TASK OBJECTIVE - Once every line below has been checked for "letter", give only the number of lines that have it.

Stored data:
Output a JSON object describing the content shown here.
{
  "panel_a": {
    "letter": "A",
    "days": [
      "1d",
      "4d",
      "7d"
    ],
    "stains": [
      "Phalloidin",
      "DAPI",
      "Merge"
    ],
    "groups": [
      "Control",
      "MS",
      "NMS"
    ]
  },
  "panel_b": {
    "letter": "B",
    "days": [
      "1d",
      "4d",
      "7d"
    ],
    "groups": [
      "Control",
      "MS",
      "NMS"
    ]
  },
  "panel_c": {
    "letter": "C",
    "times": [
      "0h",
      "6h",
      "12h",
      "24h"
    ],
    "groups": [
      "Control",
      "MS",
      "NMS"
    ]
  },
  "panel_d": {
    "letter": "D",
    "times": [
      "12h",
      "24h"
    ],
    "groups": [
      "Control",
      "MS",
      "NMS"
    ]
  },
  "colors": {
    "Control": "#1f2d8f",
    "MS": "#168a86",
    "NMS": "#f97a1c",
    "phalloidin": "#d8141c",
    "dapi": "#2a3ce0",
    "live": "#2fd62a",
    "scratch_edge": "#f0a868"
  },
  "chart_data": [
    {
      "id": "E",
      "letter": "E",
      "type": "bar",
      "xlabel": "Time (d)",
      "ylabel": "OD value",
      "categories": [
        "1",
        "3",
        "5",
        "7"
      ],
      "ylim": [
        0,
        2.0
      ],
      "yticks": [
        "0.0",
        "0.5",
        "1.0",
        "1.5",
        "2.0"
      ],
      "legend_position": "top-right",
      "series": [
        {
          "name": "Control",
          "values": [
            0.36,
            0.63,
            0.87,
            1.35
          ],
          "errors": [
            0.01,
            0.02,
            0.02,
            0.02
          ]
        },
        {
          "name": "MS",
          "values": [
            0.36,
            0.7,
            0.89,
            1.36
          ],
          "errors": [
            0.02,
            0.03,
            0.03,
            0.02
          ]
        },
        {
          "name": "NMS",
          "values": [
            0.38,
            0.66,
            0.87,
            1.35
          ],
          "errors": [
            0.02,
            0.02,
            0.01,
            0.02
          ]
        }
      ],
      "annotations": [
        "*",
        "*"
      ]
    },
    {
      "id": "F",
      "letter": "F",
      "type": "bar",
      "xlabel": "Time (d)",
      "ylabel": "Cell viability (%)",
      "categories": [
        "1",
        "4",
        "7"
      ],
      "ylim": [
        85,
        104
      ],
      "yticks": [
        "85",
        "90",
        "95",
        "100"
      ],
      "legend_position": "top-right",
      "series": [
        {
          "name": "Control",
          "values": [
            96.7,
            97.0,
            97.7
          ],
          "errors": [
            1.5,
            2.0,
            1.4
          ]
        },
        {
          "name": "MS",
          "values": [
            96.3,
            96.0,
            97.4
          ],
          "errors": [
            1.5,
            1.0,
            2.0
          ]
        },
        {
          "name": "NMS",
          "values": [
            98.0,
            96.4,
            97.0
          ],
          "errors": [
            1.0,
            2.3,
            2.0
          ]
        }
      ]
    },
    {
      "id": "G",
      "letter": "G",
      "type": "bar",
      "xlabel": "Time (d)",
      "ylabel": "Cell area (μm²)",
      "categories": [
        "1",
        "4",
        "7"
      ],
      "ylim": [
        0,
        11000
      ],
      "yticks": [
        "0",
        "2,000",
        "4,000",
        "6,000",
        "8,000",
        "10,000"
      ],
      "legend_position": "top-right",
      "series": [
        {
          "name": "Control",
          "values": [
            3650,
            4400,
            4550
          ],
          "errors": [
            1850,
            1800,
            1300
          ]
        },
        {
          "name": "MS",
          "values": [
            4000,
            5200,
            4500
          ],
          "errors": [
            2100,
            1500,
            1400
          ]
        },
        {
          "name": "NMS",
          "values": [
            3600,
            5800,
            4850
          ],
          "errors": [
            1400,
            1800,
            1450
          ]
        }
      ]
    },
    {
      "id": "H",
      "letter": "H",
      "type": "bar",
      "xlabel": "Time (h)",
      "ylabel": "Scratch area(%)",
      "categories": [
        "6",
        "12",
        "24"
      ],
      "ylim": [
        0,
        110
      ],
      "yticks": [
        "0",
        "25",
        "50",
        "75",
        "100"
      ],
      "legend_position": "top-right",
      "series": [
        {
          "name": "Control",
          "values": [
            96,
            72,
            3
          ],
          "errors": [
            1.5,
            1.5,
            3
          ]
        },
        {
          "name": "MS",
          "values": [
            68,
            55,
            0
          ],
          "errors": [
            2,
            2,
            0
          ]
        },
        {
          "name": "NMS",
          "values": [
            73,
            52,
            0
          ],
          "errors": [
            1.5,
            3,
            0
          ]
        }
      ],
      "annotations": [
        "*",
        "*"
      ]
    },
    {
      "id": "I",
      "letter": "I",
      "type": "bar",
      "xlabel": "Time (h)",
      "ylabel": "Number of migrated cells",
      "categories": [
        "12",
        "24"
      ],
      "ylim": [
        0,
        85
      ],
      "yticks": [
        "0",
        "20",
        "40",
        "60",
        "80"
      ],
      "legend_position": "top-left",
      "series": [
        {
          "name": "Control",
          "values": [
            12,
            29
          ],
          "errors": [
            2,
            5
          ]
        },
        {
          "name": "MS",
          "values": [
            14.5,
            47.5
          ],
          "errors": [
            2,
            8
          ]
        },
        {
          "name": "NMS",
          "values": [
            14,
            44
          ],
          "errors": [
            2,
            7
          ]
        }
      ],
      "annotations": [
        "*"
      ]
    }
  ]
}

RESULT BELOW - 9